━━━━━ Data for the task

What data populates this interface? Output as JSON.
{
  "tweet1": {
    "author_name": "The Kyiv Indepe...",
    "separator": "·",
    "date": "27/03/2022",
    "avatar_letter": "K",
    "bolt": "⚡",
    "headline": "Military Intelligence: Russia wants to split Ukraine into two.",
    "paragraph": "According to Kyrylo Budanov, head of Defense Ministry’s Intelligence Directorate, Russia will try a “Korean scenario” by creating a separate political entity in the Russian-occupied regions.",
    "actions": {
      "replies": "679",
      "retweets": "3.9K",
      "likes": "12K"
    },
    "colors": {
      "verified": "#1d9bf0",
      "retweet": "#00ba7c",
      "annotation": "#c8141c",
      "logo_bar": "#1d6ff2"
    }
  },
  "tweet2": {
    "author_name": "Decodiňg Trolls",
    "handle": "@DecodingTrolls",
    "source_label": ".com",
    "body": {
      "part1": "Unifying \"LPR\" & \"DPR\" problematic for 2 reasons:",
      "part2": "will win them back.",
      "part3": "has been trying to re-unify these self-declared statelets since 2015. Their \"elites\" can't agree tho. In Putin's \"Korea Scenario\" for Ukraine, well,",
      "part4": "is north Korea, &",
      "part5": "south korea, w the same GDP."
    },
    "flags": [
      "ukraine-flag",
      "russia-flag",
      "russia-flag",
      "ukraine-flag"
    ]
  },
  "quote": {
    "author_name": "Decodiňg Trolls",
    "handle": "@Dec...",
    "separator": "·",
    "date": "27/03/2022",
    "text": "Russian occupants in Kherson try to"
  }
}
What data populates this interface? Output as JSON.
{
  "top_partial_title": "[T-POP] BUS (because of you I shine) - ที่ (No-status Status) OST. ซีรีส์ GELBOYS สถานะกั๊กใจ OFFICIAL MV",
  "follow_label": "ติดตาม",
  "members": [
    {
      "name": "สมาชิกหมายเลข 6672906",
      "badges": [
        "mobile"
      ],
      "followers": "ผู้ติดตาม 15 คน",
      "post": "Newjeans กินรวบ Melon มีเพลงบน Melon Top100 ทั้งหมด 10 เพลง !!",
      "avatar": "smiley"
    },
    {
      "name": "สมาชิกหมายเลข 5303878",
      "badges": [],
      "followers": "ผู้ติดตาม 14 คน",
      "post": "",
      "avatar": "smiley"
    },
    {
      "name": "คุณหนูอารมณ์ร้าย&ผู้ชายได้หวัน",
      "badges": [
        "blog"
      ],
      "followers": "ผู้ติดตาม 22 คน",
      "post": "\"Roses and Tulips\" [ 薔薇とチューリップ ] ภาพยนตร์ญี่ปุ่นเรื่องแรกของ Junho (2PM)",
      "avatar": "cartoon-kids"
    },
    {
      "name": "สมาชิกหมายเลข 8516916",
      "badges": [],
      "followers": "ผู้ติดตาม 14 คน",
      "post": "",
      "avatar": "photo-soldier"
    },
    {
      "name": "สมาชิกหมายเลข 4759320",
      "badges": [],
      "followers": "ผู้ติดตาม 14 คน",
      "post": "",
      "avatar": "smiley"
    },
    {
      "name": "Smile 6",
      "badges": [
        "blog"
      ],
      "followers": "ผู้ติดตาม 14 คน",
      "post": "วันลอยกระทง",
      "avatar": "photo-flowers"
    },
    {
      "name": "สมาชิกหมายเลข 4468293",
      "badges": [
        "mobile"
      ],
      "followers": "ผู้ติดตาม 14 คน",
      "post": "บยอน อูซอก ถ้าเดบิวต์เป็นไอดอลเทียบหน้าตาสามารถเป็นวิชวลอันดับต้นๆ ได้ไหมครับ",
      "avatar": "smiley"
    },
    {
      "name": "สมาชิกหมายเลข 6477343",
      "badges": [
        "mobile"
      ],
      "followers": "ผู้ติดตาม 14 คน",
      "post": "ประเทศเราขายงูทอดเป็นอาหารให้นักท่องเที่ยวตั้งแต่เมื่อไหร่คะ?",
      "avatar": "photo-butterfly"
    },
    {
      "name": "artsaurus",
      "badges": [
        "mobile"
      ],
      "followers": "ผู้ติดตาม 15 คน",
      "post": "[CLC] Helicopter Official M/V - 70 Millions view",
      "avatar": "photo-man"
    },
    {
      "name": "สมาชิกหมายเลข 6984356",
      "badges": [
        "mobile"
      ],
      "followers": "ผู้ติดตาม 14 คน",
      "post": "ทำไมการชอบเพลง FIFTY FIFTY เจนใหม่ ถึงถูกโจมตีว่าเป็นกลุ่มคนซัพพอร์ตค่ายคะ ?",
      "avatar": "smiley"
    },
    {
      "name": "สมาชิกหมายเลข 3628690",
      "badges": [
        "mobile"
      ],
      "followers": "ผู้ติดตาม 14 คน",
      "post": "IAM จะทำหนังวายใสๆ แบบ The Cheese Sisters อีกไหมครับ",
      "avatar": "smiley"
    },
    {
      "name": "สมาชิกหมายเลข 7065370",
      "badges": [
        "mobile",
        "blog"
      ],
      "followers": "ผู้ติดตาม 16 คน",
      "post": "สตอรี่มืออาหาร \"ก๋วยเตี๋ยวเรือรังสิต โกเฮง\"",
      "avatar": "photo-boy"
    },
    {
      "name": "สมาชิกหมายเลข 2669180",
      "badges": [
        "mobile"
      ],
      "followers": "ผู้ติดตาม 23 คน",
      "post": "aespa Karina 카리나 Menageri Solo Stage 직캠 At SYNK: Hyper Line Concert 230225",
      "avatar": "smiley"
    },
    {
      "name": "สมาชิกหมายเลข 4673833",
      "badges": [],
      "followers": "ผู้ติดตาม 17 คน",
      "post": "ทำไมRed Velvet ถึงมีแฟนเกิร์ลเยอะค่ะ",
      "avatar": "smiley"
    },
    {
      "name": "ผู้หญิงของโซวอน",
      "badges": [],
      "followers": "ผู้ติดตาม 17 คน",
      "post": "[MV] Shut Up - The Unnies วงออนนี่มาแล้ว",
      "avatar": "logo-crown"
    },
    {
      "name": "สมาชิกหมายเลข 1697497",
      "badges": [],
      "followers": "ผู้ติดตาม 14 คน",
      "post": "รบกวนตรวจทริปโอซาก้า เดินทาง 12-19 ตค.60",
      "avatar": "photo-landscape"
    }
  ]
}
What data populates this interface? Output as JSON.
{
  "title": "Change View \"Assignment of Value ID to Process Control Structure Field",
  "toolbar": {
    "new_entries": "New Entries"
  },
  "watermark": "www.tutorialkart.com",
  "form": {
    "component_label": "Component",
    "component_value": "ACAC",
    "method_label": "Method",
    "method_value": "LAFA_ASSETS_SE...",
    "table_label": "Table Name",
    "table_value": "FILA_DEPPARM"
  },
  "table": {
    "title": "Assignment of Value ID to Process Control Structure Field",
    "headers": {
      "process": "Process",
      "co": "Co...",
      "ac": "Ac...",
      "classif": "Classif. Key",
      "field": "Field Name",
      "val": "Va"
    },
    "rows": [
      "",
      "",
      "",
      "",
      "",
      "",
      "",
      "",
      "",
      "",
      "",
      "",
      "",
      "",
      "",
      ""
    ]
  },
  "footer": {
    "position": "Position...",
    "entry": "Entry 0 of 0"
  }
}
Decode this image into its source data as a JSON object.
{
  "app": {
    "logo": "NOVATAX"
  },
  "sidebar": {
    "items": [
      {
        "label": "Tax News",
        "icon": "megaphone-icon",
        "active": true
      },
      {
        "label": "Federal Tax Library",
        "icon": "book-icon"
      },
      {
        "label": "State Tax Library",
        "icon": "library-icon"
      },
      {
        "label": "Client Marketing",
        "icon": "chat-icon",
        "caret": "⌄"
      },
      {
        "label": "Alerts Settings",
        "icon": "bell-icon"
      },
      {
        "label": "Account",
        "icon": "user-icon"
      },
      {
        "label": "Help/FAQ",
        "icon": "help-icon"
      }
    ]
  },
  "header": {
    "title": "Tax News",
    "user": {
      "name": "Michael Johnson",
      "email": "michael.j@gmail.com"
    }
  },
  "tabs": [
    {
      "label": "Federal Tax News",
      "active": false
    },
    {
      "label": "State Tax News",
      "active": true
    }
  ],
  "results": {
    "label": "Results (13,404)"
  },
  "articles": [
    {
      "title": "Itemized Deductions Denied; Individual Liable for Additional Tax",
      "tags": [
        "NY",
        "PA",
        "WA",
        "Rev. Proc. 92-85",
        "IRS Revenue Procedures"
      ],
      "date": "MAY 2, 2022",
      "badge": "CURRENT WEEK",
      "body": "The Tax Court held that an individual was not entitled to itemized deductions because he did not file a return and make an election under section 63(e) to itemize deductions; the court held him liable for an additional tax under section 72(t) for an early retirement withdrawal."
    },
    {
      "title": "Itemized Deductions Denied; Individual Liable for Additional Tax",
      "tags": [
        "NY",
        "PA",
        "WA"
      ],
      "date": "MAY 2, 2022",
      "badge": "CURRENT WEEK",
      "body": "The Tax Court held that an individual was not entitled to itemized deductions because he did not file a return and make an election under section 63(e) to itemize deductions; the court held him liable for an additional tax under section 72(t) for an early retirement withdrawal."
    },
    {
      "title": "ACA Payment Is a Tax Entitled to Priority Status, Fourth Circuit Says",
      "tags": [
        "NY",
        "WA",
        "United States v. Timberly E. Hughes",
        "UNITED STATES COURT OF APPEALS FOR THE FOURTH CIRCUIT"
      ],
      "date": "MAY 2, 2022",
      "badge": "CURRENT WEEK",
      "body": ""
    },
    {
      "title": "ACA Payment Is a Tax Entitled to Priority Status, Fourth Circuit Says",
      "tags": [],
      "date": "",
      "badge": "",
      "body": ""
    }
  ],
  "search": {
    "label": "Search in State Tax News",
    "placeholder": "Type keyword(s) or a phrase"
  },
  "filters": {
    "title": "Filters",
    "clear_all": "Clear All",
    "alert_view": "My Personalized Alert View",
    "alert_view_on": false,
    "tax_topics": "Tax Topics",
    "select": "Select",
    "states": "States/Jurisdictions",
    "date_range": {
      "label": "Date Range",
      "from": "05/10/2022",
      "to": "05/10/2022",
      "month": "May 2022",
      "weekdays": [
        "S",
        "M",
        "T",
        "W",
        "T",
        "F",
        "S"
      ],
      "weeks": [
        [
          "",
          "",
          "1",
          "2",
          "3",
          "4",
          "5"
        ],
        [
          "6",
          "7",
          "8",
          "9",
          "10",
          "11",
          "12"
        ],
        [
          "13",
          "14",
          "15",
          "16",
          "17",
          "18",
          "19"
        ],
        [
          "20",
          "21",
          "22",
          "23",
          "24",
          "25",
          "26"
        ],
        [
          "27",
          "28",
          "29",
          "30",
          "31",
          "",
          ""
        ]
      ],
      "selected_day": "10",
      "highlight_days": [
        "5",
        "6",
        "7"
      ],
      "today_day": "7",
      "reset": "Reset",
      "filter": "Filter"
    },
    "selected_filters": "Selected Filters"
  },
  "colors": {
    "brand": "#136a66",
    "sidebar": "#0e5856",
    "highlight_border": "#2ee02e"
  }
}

━━━━━━━━━━

• _Written instruction_: Report the number of lines holding the string "Intelligence", without any other words.

• _Task output_: 2